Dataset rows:
******************************

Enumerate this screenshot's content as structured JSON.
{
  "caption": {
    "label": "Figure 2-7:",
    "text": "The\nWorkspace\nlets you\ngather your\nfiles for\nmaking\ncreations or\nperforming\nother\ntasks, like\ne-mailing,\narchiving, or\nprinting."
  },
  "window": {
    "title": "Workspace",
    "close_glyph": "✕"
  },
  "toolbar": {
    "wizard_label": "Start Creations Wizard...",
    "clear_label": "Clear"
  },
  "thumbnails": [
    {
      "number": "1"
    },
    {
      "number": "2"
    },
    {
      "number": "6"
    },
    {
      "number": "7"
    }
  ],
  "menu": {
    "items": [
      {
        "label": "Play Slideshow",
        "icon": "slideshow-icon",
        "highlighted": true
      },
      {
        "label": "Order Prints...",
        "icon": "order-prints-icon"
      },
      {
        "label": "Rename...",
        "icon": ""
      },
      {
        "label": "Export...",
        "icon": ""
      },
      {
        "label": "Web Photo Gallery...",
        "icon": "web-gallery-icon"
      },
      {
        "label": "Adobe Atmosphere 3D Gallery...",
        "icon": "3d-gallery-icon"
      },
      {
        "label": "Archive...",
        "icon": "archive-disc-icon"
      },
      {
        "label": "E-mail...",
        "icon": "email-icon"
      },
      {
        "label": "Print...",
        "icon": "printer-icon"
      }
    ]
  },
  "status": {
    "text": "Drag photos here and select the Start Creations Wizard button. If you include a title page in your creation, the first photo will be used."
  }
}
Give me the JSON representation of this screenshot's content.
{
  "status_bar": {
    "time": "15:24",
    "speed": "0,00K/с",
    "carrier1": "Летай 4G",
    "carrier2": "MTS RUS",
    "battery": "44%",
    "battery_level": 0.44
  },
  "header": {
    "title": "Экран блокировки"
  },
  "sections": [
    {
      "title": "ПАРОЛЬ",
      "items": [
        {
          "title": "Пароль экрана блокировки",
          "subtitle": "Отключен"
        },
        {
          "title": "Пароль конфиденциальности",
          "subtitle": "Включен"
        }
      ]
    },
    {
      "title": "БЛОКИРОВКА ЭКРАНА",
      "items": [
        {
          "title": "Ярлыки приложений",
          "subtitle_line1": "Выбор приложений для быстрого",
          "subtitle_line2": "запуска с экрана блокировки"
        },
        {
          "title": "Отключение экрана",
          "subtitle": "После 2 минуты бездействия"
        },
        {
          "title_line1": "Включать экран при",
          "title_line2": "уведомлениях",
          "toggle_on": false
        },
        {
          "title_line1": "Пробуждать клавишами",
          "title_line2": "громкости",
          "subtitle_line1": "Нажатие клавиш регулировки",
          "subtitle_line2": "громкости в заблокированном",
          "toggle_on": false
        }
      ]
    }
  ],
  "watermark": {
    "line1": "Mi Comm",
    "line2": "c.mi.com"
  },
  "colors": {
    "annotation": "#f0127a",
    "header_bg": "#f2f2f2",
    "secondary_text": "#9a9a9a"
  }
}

******************************

_Task description_: From the entries above, copy every line containing the word "screenshot".

_Worked solution_:
Enumerate this screenshot's content as structured JSON.
Give me the JSON representation of this screenshot's content.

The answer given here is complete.